*Problem details*. Gather every line in the records below that contains the word "data".

*Information given*.
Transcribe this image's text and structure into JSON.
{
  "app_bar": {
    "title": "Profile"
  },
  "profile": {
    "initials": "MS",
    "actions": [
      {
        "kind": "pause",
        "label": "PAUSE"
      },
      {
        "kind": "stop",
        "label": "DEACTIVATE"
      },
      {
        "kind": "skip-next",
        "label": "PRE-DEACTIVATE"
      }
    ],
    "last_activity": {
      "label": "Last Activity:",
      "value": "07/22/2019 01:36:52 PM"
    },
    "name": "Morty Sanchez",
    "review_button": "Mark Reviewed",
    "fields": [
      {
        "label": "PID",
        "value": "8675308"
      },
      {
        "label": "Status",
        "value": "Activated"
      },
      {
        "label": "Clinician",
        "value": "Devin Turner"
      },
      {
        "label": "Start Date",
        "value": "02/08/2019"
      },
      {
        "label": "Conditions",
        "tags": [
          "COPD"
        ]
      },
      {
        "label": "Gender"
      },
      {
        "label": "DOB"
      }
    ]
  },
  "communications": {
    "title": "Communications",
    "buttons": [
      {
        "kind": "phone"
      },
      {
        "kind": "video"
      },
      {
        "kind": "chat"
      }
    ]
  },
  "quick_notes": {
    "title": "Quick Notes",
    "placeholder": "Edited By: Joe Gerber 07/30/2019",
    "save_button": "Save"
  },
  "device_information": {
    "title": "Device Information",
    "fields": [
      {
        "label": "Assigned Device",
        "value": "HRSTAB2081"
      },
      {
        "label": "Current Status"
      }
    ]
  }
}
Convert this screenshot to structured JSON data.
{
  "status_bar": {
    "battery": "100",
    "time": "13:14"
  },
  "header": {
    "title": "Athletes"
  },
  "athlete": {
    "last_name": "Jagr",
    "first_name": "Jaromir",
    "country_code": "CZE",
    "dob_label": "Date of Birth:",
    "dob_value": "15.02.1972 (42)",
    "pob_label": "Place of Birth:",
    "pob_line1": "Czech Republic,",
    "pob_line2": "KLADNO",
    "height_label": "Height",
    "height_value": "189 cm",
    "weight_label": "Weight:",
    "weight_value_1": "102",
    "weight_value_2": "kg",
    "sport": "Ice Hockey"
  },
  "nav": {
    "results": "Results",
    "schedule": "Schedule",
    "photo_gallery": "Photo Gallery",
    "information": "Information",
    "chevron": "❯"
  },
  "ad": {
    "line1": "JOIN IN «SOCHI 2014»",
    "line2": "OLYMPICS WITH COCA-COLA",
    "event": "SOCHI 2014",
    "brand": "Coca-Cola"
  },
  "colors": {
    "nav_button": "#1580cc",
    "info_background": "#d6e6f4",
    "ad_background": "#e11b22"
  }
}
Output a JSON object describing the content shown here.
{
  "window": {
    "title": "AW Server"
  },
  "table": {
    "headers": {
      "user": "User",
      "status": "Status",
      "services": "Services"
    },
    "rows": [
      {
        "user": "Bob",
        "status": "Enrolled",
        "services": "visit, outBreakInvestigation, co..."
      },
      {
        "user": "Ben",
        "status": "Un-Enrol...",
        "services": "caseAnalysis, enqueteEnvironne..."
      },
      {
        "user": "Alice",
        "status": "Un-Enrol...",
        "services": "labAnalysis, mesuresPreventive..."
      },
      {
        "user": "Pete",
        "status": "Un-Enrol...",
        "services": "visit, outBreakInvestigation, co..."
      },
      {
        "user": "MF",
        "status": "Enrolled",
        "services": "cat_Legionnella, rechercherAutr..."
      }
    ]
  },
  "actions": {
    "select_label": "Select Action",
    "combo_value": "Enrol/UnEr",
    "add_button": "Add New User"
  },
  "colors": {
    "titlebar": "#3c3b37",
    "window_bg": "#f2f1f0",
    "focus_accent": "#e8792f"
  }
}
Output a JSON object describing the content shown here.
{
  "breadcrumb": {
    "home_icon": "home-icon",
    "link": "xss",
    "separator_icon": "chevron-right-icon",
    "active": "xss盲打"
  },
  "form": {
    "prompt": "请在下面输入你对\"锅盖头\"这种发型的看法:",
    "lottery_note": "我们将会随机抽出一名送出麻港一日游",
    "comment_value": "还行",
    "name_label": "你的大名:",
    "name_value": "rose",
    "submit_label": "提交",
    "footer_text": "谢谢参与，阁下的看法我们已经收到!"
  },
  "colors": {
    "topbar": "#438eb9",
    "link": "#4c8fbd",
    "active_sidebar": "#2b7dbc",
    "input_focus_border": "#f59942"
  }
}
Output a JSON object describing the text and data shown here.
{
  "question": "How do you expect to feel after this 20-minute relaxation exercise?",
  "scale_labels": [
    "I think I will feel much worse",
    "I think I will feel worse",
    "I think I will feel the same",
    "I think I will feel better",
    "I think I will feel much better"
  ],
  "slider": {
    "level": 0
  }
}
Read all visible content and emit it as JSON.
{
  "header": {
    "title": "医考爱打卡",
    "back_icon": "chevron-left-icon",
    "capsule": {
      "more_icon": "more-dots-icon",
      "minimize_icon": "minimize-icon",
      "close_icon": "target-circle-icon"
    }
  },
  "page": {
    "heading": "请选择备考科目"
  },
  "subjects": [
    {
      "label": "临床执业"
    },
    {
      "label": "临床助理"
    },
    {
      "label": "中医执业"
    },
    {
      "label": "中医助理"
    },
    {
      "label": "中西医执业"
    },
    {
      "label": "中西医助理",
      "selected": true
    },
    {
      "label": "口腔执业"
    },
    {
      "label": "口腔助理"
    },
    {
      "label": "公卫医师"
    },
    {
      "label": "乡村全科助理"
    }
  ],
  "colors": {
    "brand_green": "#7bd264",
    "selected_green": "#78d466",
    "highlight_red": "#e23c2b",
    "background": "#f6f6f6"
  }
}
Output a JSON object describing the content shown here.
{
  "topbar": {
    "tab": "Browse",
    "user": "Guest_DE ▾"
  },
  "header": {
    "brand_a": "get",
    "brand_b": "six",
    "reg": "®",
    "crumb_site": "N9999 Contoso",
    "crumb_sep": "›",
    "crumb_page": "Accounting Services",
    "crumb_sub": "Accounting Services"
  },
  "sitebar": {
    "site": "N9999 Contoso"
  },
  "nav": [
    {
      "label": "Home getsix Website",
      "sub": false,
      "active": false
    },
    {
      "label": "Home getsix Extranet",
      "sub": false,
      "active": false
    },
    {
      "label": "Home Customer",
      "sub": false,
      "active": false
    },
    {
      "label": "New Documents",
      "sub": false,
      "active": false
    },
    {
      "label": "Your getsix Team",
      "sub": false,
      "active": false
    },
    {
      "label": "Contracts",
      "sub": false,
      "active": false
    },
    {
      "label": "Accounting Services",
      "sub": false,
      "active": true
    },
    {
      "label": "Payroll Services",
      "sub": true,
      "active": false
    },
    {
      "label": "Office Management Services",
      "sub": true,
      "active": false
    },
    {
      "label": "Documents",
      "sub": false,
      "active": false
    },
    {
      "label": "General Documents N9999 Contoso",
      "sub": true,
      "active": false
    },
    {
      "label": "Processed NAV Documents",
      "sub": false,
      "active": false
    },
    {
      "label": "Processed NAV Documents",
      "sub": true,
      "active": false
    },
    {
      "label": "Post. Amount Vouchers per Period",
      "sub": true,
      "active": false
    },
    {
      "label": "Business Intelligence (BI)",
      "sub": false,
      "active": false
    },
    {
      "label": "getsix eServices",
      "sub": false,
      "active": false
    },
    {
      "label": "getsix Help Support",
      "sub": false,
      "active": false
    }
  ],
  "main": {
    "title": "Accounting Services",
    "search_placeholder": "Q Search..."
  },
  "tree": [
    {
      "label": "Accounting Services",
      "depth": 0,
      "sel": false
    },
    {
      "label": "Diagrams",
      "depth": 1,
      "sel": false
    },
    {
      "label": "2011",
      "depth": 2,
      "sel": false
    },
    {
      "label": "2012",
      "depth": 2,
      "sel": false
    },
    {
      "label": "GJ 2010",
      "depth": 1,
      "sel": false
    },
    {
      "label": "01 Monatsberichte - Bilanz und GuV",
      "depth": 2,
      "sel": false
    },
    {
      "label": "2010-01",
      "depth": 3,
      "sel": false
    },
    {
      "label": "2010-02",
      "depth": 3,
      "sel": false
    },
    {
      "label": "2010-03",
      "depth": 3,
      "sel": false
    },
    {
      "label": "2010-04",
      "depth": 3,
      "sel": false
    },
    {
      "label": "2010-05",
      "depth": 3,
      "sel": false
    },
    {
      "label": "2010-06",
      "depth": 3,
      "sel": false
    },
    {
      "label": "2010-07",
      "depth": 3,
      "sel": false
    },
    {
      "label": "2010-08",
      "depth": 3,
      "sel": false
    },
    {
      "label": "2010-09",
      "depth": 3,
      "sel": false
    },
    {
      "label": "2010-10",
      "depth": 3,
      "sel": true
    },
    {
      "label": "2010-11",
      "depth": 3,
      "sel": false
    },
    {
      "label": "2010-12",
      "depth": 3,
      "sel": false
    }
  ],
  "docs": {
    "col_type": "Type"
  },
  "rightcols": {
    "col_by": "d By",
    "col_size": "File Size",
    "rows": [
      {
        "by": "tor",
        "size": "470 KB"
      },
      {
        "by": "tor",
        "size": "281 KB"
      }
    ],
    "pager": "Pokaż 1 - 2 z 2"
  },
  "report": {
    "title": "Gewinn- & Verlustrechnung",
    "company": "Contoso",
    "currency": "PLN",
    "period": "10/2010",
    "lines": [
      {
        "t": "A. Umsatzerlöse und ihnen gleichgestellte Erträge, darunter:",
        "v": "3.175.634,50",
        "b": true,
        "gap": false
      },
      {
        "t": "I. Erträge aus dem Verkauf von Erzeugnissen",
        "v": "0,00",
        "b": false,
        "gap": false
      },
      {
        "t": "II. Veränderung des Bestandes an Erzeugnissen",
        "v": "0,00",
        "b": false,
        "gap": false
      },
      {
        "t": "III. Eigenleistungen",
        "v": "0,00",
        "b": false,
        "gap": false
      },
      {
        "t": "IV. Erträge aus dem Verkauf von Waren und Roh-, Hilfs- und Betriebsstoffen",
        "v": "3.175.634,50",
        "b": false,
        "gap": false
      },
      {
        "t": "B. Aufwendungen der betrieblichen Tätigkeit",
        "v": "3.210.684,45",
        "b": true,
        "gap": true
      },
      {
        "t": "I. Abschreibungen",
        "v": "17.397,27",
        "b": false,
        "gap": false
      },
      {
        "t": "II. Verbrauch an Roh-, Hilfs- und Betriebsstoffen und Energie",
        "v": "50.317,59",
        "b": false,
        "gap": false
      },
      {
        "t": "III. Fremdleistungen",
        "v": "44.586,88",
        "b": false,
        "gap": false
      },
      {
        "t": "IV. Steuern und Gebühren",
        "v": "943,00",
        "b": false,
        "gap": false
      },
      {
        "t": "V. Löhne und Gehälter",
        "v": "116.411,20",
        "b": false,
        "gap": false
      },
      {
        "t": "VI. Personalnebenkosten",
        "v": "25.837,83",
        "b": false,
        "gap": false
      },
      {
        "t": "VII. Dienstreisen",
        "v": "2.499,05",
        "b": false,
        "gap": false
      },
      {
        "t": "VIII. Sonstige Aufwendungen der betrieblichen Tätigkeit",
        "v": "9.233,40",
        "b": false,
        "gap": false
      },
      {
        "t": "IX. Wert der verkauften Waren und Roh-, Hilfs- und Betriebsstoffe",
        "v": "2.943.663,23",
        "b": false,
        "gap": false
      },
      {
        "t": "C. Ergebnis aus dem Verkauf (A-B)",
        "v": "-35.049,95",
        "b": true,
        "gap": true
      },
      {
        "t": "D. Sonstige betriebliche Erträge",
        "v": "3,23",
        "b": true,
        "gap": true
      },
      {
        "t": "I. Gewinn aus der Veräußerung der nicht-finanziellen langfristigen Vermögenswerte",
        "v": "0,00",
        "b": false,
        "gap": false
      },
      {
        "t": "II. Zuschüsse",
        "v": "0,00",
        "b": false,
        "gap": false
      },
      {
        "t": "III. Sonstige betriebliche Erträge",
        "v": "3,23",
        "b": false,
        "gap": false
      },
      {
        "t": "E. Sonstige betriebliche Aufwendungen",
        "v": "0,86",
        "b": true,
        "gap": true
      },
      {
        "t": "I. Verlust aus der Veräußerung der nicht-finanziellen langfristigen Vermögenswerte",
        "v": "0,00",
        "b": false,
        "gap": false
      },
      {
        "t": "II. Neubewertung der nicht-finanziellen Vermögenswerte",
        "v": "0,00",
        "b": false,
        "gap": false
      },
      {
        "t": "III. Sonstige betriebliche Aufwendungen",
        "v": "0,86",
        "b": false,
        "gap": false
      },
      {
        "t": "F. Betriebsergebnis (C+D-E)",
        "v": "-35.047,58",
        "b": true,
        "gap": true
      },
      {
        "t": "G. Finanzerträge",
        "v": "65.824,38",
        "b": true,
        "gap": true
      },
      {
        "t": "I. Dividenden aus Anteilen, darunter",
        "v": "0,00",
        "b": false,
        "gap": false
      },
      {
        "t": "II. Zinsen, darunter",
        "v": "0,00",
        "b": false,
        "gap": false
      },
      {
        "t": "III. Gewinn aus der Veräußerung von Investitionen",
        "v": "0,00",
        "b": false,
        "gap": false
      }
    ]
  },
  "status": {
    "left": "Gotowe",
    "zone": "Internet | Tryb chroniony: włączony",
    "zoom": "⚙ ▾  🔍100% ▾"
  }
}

*Problem solution*.
Convert this screenshot to structured JSON data.
Output a JSON object describing the text and data shown here.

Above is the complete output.